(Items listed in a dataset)
----------

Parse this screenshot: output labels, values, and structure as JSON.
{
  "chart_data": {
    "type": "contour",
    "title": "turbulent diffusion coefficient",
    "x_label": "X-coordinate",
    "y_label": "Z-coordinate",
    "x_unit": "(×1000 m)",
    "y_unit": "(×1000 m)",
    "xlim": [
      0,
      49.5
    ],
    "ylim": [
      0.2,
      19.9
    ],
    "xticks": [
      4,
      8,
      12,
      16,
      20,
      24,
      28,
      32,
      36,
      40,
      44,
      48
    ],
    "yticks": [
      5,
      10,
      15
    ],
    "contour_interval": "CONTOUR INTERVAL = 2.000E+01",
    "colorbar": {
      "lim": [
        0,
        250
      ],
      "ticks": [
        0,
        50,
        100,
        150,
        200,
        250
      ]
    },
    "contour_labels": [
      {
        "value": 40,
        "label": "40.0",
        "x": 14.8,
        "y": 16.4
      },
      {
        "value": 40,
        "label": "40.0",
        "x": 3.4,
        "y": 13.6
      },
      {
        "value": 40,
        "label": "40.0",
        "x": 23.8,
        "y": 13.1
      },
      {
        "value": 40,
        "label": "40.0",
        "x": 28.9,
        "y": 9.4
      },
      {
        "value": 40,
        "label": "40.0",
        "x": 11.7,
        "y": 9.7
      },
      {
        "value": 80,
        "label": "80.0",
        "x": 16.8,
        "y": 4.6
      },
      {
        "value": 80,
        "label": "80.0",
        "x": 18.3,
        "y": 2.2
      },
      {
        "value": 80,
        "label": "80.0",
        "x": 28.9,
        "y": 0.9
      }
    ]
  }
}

----------

**Exercise task**
Extract the data exactly as given.

**Exercise solution**
Parse this screenshot: output labels, values, and structure as JSON.
{
  "chart_data": {
    "type": "contour",
    "title": "turbulent diffusion coefficient",
    "x_label": "X-coordinate",
    "y_label": "Z-coordinate",
    "x_unit": "(×1000 m)",
    "y_unit": "(×1000 m)",
    "xlim": [
      0,
      49.5
    ],
    "ylim": [
      0.2,
      19.9
    ],
    "xticks": [
      4,
      8,
      12,
      16,
      20,
      24,
      28,
      32,
      36,
      40,
      44,
      48
    ],
    "yticks": [
      5,
      10,
      15
    ],
    "contour_interval": "CONTOUR INTERVAL = 2.000E+01",
    "colorbar": {
      "lim": [
        0,
        250
      ],
      "ticks": [
        0,
        50,
        100,
        150,
        200,
        250
      ]
    },
    "contour_labels": [
      {
        "value": 40,
        "label": "40.0",
        "x": 14.8,
        "y": 16.4
      },
      {
        "value": 40,
        "label": "40.0",
        "x": 3.4,
        "y": 13.6
      },
      {
        "value": 40,
        "label": "40.0",
        "x": 23.8,
        "y": 13.1
      },
      {
        "value": 40,
        "label": "40.0",
        "x": 28.9,
        "y": 9.4
      },
      {
        "value": 40,
        "label": "40.0",
        "x": 11.7,
        "y": 9.7
      },
      {
        "value": 80,
        "label": "80.0",
        "x": 16.8,
        "y": 4.6
      },
      {
        "value": 80,
        "label": "80.0",
        "x": 18.3,
        "y": 2.2
      },
      {
        "value": 80,
        "label": "80.0",
        "x": 28.9,
        "y": 0.9
      }
    ]
  }
}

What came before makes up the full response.